• **What you need to do**
Could you update the section of the Puppet Enterprise install notes that opens with "- The usual" and closes with "(Probably not needed)", putting "firewall rules" in place of "security groups", and write that section out again?

• **Text block**
********
Hey,
I ran into a few issues when I wanted to install Puppet Enterprise 2-17 in AWS as an EC2 instance. The main issues were
Summary
- Need to use hostnamectl and cloud.cfg to change my hostname, as I wanted puppet on a public address, not private address, just for a POC
- I was using a t2.nano and t2.micro, which will not work with Puppet Enterprise 2017 (puppet-enterprise-2017.2.2-el-7-x86_64). The error you get is just Failed to run PE Installer…… So I used a t2.medium to get around the issue.
- The usual /etc/hosts file needs some settings and DNS registration (Route53 for me)
- Disabled SELinux (We usually use a VPN)
- Configure security groups and have 4433 as backup port (Probably not needed)
Preliminary Install Tasks
- Get the latest image from CentOS 7 (x86_64) – with Updates HVM
- Spin up an instance with at least 4GB memory, I had a lot of installation issues with applying the catalog with low memory. T2.Medium should work. Bigger is better!
********
• **Supplied material**
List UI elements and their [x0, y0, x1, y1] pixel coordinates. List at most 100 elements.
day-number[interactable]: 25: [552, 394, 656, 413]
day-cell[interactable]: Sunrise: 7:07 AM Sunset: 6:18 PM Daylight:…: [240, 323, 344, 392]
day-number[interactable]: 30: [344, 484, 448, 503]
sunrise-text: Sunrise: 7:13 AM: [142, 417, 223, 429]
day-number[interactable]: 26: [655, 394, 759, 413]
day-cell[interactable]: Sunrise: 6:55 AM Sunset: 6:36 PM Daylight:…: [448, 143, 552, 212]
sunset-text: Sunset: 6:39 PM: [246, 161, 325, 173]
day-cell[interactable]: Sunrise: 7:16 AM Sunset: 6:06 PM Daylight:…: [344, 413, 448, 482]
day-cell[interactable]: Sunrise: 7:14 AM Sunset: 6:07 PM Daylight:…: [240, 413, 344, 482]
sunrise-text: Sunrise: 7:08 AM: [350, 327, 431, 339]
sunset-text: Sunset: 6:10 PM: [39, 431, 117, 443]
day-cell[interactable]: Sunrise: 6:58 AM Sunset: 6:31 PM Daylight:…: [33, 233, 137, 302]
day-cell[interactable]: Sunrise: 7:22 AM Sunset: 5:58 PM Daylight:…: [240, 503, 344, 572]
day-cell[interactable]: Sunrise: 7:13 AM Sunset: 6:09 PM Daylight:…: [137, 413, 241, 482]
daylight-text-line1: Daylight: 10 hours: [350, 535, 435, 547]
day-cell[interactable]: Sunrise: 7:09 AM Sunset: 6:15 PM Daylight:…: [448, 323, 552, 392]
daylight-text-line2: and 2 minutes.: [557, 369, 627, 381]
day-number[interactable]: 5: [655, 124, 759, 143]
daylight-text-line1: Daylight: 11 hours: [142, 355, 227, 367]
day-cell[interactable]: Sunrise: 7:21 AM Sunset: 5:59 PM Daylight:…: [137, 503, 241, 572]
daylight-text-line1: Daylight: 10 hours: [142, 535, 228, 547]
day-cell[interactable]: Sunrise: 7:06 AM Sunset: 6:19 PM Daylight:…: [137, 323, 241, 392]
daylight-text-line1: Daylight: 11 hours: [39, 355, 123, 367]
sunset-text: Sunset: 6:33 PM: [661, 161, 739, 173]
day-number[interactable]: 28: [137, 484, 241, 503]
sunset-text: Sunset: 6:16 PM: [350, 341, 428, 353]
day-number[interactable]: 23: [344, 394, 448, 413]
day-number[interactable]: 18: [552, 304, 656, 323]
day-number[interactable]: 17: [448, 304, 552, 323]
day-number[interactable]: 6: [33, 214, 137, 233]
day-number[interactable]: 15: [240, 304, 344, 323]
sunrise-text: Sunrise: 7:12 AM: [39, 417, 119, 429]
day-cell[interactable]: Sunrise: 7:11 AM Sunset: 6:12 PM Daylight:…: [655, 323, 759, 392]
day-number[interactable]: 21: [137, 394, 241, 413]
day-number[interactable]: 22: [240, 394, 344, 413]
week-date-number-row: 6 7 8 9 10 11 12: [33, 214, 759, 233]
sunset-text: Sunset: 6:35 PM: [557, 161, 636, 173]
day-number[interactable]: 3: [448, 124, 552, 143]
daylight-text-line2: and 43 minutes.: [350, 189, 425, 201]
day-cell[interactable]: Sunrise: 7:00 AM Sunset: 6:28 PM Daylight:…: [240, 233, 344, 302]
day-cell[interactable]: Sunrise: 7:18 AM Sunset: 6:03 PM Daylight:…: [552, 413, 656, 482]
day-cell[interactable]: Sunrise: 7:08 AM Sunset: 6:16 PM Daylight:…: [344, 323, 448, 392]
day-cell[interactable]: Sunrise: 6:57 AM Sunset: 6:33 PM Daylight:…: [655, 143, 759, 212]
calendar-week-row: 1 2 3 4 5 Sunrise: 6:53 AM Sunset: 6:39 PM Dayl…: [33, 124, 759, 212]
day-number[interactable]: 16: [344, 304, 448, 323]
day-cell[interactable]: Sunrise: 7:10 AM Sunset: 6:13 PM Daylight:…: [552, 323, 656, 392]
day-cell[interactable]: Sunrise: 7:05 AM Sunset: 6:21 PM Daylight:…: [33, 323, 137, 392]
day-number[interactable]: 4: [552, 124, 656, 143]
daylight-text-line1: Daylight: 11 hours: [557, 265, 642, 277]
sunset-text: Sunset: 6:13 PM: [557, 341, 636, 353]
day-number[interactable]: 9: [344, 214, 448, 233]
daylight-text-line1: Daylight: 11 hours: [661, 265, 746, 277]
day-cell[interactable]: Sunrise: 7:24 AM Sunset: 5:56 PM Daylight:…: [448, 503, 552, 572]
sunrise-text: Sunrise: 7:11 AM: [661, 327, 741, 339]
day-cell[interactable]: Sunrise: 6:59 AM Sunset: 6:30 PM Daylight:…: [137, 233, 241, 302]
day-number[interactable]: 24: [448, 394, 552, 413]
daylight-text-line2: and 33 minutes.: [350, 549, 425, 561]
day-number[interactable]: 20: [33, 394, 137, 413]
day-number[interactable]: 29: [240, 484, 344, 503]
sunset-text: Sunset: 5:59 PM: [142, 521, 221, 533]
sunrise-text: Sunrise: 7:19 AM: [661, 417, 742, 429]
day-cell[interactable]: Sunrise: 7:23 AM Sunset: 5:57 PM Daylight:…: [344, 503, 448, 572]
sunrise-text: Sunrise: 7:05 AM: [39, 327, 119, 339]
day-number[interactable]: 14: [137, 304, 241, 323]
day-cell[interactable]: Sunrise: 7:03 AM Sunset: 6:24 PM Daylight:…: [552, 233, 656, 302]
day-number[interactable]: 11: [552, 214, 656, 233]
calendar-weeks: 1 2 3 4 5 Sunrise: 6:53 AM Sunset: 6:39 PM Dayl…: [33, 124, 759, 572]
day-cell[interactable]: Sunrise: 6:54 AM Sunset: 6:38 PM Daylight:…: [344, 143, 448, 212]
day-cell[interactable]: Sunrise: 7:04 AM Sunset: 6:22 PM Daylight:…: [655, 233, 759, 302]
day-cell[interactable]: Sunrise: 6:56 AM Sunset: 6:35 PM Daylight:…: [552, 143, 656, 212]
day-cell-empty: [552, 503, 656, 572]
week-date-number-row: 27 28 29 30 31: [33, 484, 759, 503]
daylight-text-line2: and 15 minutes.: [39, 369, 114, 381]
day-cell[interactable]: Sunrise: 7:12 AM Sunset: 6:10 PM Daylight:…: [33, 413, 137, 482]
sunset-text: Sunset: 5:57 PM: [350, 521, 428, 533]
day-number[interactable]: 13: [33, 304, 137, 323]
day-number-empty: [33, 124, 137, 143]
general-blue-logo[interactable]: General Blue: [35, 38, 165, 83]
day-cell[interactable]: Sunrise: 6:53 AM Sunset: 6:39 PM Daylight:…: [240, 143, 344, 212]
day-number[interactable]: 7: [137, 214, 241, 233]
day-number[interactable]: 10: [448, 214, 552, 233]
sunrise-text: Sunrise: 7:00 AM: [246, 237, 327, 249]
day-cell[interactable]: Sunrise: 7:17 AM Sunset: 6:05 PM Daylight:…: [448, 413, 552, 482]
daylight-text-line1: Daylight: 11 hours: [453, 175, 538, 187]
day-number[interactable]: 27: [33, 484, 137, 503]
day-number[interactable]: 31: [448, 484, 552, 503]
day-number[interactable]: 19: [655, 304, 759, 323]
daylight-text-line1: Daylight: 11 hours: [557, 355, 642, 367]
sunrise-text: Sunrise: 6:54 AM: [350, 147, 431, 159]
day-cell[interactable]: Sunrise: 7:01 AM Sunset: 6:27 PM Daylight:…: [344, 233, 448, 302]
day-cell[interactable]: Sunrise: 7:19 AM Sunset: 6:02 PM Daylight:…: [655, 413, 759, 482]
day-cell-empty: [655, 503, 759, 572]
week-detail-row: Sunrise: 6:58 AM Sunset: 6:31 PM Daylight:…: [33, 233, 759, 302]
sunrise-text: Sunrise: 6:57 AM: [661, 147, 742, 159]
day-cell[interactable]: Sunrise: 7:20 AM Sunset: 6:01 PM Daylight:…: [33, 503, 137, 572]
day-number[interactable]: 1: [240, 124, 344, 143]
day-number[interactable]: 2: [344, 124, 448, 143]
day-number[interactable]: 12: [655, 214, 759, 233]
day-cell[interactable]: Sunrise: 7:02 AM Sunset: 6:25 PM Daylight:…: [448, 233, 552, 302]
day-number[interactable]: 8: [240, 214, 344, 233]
********
• **Reply**
- The usual /etc/hosts file needs some settings and DNS registration (Route53 for me)
- Disabled SELinux (We usually use a VPN)
- Configure firewall rules and have 4433 as backup port (Probably not needed)